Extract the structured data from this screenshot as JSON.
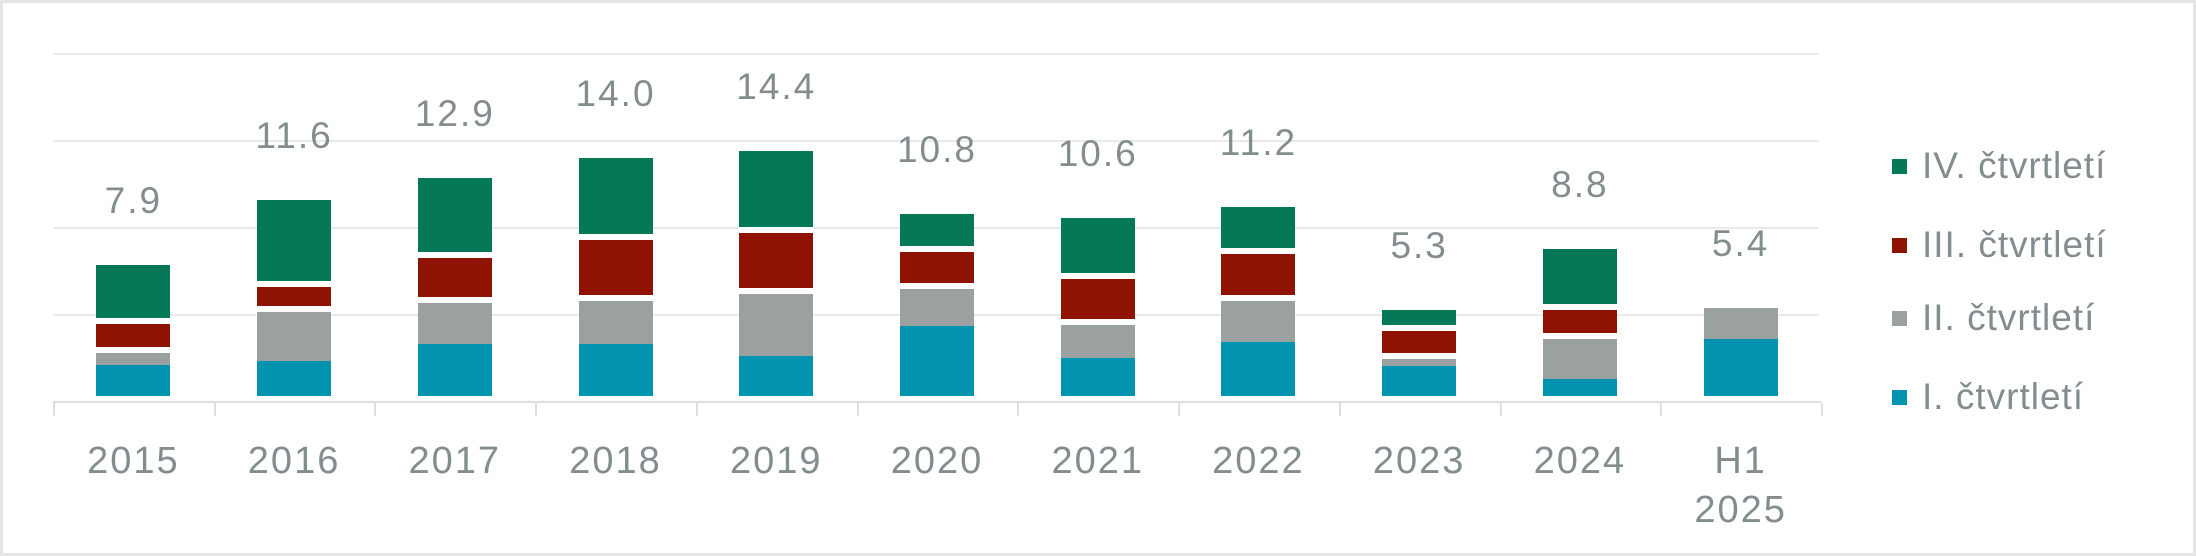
{
  "chart_data": {
    "type": "bar",
    "stacked": true,
    "title": "",
    "xlabel": "",
    "ylabel": "",
    "categories": [
      "2015",
      "2016",
      "2017",
      "2018",
      "2019",
      "2020",
      "2021",
      "2022",
      "2023",
      "2024",
      "H1\n2025"
    ],
    "series": [
      {
        "name": "I. čtvrtletí",
        "color": "#0293AE",
        "values": [
          1.8,
          2.0,
          3.0,
          3.0,
          2.3,
          4.0,
          2.2,
          3.1,
          1.7,
          1.0,
          3.3
        ]
      },
      {
        "name": "II. čtvrtletí",
        "color": "#9BA0A1",
        "values": [
          1.0,
          3.2,
          2.7,
          2.8,
          3.9,
          2.5,
          2.2,
          2.7,
          0.8,
          2.6,
          2.1
        ]
      },
      {
        "name": "III. čtvrtletí",
        "color": "#8E1302",
        "values": [
          1.7,
          1.4,
          2.6,
          3.5,
          3.5,
          2.1,
          2.7,
          2.7,
          1.6,
          1.7,
          0
        ]
      },
      {
        "name": "IV. čtvrtletí",
        "color": "#047857",
        "values": [
          3.4,
          5.0,
          4.6,
          4.7,
          4.7,
          2.2,
          3.5,
          2.7,
          1.2,
          3.5,
          0
        ]
      }
    ],
    "total_labels": [
      "7.9",
      "11.6",
      "12.9",
      "14.0",
      "14.4",
      "10.8",
      "10.6",
      "11.2",
      "5.3",
      "8.8",
      "5.4"
    ],
    "ylim": [
      0,
      20
    ],
    "gridline_interval": 5,
    "grid": true,
    "legend_position": "right"
  },
  "legend": {
    "items": [
      {
        "label": "IV. čtvrtletí",
        "color": "#047857"
      },
      {
        "label": "III. čtvrtletí",
        "color": "#8E1302"
      },
      {
        "label": "II. čtvrtletí",
        "color": "#9BA0A1"
      },
      {
        "label": "I. čtvrtletí",
        "color": "#0293AE"
      }
    ]
  },
  "colors": {
    "text": "#838D90",
    "gridline": "#E9EBEB",
    "axis_line": "#DCDFDF",
    "background": "#FFFFFF",
    "border": "#E4E6E6"
  }
}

* [Problem to work on] Quote the entries in full. Any image among them is to be omitted from the copy.

* [Task output]
Extract the structured data from this screenshot as JSON.
{
  "chart_data": {
    "type": "bar",
    "stacked": true,
    "title": "",
    "xlabel": "",
    "ylabel": "",
    "categories": [
      "2015",
      "2016",
      "2017",
      "2018",
      "2019",
      "2020",
      "2021",
      "2022",
      "2023",
      "2024",
      "H1\n2025"
    ],
    "series": [
      {
        "name": "I. čtvrtletí",
        "color": "#0293AE",
        "values": [
          1.8,
          2.0,
          3.0,
          3.0,
          2.3,
          4.0,
          2.2,
          3.1,
          1.7,
          1.0,
          3.3
        ]
      },
      {
        "name": "II. čtvrtletí",
        "color": "#9BA0A1",
        "values": [
          1.0,
          3.2,
          2.7,
          2.8,
          3.9,
          2.5,
          2.2,
          2.7,
          0.8,
          2.6,
          2.1
        ]
      },
      {
        "name": "III. čtvrtletí",
        "color": "#8E1302",
        "values": [
          1.7,
          1.4,
          2.6,
          3.5,
          3.5,
          2.1,
          2.7,
          2.7,
          1.6,
          1.7,
          0
        ]
      },
      {
        "name": "IV. čtvrtletí",
        "color": "#047857",
        "values": [
          3.4,
          5.0,
          4.6,
          4.7,
          4.7,
          2.2,
          3.5,
          2.7,
          1.2,
          3.5,
          0
        ]
      }
    ],
    "total_labels": [
      "7.9",
      "11.6",
      "12.9",
      "14.0",
      "14.4",
      "10.8",
      "10.6",
      "11.2",
      "5.3",
      "8.8",
      "5.4"
    ],
    "ylim": [
      0,
      20
    ],
    "gridline_interval": 5,
    "grid": true,
    "legend_position": "right"
  },
  "legend": {
    "items": [
      {
        "label": "IV. čtvrtletí",
        "color": "#047857"
      },
      {
        "label": "III. čtvrtletí",
        "color": "#8E1302"
      },
      {
        "label": "II. čtvrtletí",
        "color": "#9BA0A1"
      },
      {
        "label": "I. čtvrtletí",
        "color": "#0293AE"
      }
    ]
  },
  "colors": {
    "text": "#838D90",
    "gridline": "#E9EBEB",
    "axis_line": "#DCDFDF",
    "background": "#FFFFFF",
    "border": "#E4E6E6"
  }
}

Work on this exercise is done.